[Start of RECORD LIST]
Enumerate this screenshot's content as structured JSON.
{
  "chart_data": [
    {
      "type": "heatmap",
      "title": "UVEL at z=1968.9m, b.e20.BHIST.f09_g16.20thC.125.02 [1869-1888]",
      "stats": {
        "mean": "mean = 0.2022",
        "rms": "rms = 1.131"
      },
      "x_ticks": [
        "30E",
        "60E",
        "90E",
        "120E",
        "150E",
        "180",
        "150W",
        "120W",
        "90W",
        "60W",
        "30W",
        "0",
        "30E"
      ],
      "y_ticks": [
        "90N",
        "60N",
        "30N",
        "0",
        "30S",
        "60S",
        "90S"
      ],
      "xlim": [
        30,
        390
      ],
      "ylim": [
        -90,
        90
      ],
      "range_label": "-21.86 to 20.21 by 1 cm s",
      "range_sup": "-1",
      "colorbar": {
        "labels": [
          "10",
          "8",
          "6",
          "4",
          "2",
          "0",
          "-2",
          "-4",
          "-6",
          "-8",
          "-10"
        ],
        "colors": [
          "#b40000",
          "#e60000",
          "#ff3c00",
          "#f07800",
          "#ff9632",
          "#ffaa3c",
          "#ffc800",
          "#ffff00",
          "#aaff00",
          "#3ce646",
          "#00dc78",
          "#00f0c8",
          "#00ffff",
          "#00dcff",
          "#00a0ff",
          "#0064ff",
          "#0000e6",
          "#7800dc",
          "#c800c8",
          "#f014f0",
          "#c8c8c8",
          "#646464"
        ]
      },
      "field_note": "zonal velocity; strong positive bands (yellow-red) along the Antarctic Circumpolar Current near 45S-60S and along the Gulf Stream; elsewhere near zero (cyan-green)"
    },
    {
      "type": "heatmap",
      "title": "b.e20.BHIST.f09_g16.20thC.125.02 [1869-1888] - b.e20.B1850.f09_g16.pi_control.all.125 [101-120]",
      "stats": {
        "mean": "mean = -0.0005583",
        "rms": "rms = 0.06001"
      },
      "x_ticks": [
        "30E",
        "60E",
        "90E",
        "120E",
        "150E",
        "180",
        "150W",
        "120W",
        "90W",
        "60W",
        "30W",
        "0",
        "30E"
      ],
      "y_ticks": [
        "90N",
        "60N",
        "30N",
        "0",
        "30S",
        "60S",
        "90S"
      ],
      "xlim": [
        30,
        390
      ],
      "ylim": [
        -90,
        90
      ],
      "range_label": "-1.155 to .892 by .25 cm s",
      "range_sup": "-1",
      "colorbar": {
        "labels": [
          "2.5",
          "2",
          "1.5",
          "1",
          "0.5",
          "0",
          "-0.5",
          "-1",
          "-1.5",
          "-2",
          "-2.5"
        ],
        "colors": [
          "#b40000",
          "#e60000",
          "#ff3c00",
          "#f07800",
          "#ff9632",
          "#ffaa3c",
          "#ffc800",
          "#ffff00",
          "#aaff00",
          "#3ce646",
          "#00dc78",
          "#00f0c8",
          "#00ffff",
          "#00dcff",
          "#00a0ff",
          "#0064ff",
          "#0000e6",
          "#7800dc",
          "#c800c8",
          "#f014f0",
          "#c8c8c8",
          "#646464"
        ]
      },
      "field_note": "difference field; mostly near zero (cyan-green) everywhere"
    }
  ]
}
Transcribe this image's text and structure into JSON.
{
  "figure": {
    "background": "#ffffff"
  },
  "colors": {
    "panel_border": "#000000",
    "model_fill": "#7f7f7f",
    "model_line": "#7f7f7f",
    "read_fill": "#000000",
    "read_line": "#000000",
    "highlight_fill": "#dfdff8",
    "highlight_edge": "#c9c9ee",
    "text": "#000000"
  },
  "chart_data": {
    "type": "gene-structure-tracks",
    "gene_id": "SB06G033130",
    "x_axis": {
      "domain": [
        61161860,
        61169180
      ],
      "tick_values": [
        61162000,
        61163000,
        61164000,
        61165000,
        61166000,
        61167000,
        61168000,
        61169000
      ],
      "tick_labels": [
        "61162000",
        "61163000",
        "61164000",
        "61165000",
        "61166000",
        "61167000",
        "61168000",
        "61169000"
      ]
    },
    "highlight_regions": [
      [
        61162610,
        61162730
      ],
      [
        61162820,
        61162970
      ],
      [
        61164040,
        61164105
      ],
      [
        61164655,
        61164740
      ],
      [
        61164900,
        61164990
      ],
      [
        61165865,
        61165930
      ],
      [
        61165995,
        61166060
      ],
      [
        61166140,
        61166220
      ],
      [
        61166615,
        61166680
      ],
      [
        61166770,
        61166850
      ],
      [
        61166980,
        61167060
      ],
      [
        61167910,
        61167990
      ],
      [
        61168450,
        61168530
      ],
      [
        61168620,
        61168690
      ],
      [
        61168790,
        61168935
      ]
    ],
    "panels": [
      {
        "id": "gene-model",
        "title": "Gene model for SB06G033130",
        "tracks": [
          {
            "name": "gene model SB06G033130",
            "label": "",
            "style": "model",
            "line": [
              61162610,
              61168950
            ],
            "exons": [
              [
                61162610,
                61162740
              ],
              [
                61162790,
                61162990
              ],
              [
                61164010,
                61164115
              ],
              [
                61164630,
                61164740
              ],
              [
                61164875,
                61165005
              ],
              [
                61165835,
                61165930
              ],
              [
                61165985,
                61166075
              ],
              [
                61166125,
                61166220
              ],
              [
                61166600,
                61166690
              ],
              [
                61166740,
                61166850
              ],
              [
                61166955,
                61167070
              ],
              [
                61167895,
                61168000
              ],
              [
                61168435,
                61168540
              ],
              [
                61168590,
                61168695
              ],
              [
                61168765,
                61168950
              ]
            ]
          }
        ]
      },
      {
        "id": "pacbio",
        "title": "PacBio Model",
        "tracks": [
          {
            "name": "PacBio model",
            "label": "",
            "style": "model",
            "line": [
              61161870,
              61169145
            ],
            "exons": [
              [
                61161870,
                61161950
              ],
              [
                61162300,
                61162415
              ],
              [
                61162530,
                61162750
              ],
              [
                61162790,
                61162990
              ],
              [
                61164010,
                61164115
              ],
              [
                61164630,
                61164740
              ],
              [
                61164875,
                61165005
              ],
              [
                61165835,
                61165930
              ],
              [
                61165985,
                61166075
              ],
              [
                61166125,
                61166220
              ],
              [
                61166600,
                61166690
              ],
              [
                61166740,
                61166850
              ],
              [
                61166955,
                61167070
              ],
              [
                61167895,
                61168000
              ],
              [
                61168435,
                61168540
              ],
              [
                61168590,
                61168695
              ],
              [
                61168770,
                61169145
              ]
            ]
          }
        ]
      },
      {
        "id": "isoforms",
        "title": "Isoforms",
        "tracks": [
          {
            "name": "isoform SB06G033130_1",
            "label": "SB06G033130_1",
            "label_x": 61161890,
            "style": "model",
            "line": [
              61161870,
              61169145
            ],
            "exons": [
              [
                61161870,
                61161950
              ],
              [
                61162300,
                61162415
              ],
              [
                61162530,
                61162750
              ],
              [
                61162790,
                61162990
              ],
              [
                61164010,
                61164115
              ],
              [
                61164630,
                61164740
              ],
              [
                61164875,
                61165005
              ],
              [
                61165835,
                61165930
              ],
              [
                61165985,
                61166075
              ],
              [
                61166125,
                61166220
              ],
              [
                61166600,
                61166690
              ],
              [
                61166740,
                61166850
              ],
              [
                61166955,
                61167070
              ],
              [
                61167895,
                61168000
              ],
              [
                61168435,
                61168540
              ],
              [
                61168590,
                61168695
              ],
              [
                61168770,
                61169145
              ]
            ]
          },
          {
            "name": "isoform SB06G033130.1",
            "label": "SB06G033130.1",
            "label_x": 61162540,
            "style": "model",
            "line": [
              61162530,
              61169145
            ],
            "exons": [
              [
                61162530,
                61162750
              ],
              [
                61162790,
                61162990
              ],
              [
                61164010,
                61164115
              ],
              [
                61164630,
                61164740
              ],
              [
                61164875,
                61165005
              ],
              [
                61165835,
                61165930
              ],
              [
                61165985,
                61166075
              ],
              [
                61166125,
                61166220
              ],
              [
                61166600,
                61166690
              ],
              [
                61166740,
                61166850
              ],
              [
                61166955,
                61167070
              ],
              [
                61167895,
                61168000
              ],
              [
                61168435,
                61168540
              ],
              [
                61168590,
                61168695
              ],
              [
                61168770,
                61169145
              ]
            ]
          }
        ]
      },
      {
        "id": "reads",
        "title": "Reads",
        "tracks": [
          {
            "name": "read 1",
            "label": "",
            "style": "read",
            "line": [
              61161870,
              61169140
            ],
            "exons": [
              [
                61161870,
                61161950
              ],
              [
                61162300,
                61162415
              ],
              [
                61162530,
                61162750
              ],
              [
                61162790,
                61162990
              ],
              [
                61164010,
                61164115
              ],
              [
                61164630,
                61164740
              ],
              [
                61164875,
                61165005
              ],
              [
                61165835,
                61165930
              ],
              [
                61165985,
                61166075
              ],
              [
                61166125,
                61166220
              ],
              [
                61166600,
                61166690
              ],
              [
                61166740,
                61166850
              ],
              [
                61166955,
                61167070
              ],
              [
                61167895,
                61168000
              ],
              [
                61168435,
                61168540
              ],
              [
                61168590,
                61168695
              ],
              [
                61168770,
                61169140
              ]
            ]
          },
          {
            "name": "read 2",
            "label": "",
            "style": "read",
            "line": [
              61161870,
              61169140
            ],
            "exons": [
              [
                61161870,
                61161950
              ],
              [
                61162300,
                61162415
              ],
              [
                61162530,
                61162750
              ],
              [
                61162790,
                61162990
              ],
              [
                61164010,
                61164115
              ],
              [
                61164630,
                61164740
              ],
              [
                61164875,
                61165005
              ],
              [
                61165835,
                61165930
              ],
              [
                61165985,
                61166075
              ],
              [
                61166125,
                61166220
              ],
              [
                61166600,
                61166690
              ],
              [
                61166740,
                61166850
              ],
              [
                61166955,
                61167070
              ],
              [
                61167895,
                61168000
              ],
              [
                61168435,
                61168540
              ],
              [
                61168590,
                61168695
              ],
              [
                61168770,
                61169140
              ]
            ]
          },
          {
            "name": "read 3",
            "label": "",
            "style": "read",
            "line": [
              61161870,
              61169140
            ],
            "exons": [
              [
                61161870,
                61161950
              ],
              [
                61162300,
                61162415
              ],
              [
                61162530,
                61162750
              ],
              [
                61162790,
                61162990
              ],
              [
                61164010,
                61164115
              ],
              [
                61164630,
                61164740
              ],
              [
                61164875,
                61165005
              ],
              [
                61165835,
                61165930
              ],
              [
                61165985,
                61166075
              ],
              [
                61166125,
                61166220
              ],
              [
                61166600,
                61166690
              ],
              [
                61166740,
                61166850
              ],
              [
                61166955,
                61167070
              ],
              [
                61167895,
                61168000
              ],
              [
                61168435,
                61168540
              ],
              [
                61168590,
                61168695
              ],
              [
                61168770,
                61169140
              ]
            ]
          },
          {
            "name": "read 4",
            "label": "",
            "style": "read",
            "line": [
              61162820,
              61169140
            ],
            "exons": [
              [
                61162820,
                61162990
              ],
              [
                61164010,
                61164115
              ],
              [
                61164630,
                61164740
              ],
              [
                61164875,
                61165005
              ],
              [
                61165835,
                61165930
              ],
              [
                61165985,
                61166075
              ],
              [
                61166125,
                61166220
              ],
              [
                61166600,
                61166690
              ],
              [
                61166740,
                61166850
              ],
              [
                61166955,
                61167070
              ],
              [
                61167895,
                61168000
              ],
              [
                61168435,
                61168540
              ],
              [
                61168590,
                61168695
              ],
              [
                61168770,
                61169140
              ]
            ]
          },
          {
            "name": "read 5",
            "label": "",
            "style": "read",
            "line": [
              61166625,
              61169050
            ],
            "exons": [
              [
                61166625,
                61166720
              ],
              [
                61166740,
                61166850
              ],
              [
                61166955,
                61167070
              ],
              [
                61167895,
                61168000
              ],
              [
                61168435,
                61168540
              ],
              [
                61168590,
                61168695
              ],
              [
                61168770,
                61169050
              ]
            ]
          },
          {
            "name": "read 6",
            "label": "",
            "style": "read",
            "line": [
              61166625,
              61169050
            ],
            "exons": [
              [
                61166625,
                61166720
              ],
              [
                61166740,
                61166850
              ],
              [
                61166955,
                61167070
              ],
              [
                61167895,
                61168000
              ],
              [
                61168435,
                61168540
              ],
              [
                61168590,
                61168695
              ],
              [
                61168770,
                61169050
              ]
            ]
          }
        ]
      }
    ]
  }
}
[End of RECORD LIST]
:: EXERCISE REQUIREMENTS ::
Report how many lines of the records above contain the word "BHIST", giving only the number.

:: REPLY ::
2